Record list »
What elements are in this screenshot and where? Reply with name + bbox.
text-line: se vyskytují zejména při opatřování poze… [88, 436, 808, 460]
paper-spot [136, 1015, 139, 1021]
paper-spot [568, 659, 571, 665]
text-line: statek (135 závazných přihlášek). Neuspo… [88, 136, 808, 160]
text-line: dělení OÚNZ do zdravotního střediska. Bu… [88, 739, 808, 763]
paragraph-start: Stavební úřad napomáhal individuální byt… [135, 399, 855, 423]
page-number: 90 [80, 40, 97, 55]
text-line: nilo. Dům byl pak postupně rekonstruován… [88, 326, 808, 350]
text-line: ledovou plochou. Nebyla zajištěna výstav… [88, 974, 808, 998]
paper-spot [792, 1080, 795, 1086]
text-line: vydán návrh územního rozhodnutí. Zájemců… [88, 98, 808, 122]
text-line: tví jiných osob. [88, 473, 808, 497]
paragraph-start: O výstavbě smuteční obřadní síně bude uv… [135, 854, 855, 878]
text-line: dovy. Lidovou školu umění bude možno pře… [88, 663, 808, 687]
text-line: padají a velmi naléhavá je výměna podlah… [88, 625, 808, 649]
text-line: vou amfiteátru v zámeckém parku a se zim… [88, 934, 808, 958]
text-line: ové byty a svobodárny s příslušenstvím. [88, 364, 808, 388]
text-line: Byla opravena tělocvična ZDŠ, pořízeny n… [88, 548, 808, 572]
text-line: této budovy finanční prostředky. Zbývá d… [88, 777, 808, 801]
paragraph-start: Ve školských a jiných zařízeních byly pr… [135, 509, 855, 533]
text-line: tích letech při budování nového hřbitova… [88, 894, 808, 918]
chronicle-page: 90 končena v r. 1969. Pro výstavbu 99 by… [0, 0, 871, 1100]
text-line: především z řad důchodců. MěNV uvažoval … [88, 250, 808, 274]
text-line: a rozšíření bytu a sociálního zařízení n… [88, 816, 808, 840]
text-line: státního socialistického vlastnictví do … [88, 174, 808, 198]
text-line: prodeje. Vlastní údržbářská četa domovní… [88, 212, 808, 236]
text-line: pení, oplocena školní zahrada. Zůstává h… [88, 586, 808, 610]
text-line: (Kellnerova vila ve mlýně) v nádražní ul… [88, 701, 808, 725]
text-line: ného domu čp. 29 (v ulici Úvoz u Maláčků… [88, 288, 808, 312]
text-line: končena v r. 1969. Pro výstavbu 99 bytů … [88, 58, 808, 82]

Exercise task » Reproduce every line above without changing anything.

Exercise output »
What elements are in this screenshot and where? Reply with name + bbox.
text-line: se vyskytují zejména při opatřování poze… [88, 436, 808, 460]
paper-spot [136, 1015, 139, 1021]
paper-spot [568, 659, 571, 665]
text-line: statek (135 závazných přihlášek). Neuspo… [88, 136, 808, 160]
text-line: dělení OÚNZ do zdravotního střediska. Bu… [88, 739, 808, 763]
paragraph-start: Stavební úřad napomáhal individuální byt… [135, 399, 855, 423]
page-number: 90 [80, 40, 97, 55]
text-line: nilo. Dům byl pak postupně rekonstruován… [88, 326, 808, 350]
text-line: ledovou plochou. Nebyla zajištěna výstav… [88, 974, 808, 998]
paper-spot [792, 1080, 795, 1086]
text-line: vydán návrh územního rozhodnutí. Zájemců… [88, 98, 808, 122]
text-line: tví jiných osob. [88, 473, 808, 497]
paragraph-start: O výstavbě smuteční obřadní síně bude uv… [135, 854, 855, 878]
text-line: dovy. Lidovou školu umění bude možno pře… [88, 663, 808, 687]
text-line: padají a velmi naléhavá je výměna podlah… [88, 625, 808, 649]
text-line: vou amfiteátru v zámeckém parku a se zim… [88, 934, 808, 958]
text-line: ové byty a svobodárny s příslušenstvím. [88, 364, 808, 388]
text-line: Byla opravena tělocvična ZDŠ, pořízeny n… [88, 548, 808, 572]
text-line: této budovy finanční prostředky. Zbývá d… [88, 777, 808, 801]
paragraph-start: Ve školských a jiných zařízeních byly pr… [135, 509, 855, 533]
text-line: tích letech při budování nového hřbitova… [88, 894, 808, 918]
chronicle-page: 90 končena v r. 1969. Pro výstavbu 99 by… [0, 0, 871, 1100]
text-line: především z řad důchodců. MěNV uvažoval … [88, 250, 808, 274]
text-line: a rozšíření bytu a sociálního zařízení n… [88, 816, 808, 840]
text-line: státního socialistického vlastnictví do … [88, 174, 808, 198]
text-line: prodeje. Vlastní údržbářská četa domovní… [88, 212, 808, 236]
text-line: pení, oplocena školní zahrada. Zůstává h… [88, 586, 808, 610]
text-line: (Kellnerova vila ve mlýně) v nádražní ul… [88, 701, 808, 725]
text-line: ného domu čp. 29 (v ulici Úvoz u Maláčků… [88, 288, 808, 312]
text-line: končena v r. 1969. Pro výstavbu 99 bytů … [88, 58, 808, 82]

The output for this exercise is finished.